## [Selected extract]
Washington - April 5, 1999 -

HS601 Washington - April 5, 1999 - Barely two weeks after taking effect, the new tougher provisions of the Arms Control Export Act have grounded yet another U.S.-made telecommunications satellite. In its quarterly investors filings (10K) made yesterday, Loral Space and Communications announced that it has decided not to ship the ChinaSat VIII satellite for launch later this summer.

The move, according to the documents Loral filed with the U.S. Security and Exchange Commission (SEC), could result in China canceling the sale of the satellite, costing Loral millions and seriously hampering the company's ability to sell communications satellites to the east.

The filing documents painted a grim prospect if the company is ultimately unable to get permission to complete the transaction. That would mean, according to the company, repayment of the satellite's $124 million construction costs plus a penalty of as much as $12 million more.

Loral could recoup some of that by refurbishing the standardized satellite bus for another customer, but such a resale is not certain and could take months for an agreement to be crafted. Loral told the Wall Street Journal that it had hopes that ultimately the pending federal review of the export will find that they had complied with the new provisions of the act, which took effect March 15th.

But the prospect that this will pass muster with the State Department is cloudy at best- and the recent track record hints that it won't be easy in the current geopolitical and congressional climate. Hughes found itself unable to win approval for the sale of an HS 601 satellite last month as a result of the new restrictions on technology transfer.

## [Source data]
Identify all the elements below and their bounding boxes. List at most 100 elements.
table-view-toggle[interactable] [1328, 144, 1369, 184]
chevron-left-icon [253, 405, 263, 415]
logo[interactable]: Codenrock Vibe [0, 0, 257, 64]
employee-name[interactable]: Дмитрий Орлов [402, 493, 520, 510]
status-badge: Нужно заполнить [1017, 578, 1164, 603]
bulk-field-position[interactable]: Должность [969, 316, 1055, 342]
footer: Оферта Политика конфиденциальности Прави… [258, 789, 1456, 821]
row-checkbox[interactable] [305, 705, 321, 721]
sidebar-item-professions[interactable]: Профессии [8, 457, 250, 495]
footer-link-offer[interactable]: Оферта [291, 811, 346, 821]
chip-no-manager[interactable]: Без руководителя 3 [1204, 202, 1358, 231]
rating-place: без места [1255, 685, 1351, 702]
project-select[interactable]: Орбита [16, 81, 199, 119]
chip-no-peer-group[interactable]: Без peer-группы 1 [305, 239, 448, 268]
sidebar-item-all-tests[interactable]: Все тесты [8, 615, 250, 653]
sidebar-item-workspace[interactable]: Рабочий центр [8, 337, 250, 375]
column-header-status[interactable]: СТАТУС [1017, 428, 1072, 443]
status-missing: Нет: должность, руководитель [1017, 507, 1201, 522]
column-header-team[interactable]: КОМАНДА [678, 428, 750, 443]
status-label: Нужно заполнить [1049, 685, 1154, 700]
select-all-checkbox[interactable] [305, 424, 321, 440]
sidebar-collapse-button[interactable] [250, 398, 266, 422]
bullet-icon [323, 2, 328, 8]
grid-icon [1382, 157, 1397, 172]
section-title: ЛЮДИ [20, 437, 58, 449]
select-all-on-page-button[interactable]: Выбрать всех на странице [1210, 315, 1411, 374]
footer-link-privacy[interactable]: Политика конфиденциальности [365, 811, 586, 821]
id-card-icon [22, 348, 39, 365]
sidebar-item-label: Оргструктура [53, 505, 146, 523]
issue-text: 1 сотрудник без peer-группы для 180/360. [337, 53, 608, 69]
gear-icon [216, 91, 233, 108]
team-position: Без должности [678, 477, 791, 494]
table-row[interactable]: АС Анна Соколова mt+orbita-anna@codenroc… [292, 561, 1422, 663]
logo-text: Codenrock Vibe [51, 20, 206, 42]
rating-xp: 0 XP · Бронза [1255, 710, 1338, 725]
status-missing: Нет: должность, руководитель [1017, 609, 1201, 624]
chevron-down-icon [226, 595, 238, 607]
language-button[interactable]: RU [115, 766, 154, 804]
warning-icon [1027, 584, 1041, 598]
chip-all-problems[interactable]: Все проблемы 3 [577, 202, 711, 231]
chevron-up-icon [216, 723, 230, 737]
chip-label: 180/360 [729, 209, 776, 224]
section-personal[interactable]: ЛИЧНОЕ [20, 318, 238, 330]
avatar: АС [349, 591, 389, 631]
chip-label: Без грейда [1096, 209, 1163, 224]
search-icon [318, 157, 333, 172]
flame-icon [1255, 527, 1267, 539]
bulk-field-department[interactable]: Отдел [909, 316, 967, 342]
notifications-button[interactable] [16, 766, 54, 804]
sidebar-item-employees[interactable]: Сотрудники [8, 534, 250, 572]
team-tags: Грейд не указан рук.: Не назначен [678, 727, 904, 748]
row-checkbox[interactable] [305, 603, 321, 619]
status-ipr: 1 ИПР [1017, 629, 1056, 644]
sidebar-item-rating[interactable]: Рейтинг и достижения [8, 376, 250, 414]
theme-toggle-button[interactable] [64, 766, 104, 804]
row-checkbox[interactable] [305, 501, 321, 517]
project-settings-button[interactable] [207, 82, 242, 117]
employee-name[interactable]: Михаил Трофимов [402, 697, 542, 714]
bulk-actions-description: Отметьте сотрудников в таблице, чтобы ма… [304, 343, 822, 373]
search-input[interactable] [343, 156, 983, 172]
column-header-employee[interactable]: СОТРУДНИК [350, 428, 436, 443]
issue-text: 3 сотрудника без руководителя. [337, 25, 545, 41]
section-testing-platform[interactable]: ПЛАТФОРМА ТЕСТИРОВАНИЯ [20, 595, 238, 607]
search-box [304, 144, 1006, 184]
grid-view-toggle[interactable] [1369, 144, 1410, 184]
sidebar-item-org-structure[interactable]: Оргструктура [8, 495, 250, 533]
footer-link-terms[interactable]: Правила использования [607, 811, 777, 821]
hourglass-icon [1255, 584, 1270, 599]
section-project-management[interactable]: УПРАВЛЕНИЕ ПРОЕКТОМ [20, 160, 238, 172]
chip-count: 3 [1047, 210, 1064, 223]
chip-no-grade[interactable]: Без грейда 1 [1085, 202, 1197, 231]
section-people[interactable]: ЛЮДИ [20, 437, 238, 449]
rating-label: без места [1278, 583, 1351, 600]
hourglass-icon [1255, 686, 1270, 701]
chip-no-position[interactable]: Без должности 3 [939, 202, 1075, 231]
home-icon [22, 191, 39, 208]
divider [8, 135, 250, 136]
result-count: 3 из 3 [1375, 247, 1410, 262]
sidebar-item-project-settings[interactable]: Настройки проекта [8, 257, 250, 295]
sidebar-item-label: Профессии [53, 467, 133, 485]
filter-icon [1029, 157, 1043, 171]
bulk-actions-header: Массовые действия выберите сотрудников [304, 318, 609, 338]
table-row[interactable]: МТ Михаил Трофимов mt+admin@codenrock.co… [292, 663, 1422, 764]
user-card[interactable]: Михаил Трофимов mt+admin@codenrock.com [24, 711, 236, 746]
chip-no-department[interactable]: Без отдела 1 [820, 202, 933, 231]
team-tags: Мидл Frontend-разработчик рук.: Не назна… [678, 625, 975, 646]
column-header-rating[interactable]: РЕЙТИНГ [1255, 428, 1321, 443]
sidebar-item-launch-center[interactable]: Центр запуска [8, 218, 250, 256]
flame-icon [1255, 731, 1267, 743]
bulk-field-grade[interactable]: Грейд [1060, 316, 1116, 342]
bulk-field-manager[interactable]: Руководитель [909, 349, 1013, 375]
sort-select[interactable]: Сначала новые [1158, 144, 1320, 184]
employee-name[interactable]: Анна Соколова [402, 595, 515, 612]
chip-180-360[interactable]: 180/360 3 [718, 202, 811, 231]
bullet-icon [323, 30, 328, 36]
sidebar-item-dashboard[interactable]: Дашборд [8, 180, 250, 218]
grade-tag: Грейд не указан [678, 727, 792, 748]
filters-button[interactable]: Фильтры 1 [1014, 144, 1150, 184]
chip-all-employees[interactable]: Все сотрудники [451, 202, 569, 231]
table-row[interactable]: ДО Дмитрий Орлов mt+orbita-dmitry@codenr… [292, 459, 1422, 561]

## [Activity]
Answer these questions about the article on the grounded satellite:
1. Which satellite did Loral decide not to ship for launch?
2. What construction cost could Loral have to repay if it cannot complete the transaction?
3. On what date did the new provisions of the act take effect?

## [Answer to the problem]
1. The ChinaSat VIII satellite.
2. $124 million, plus a penalty of as much as $12 million more.
3. March 15th.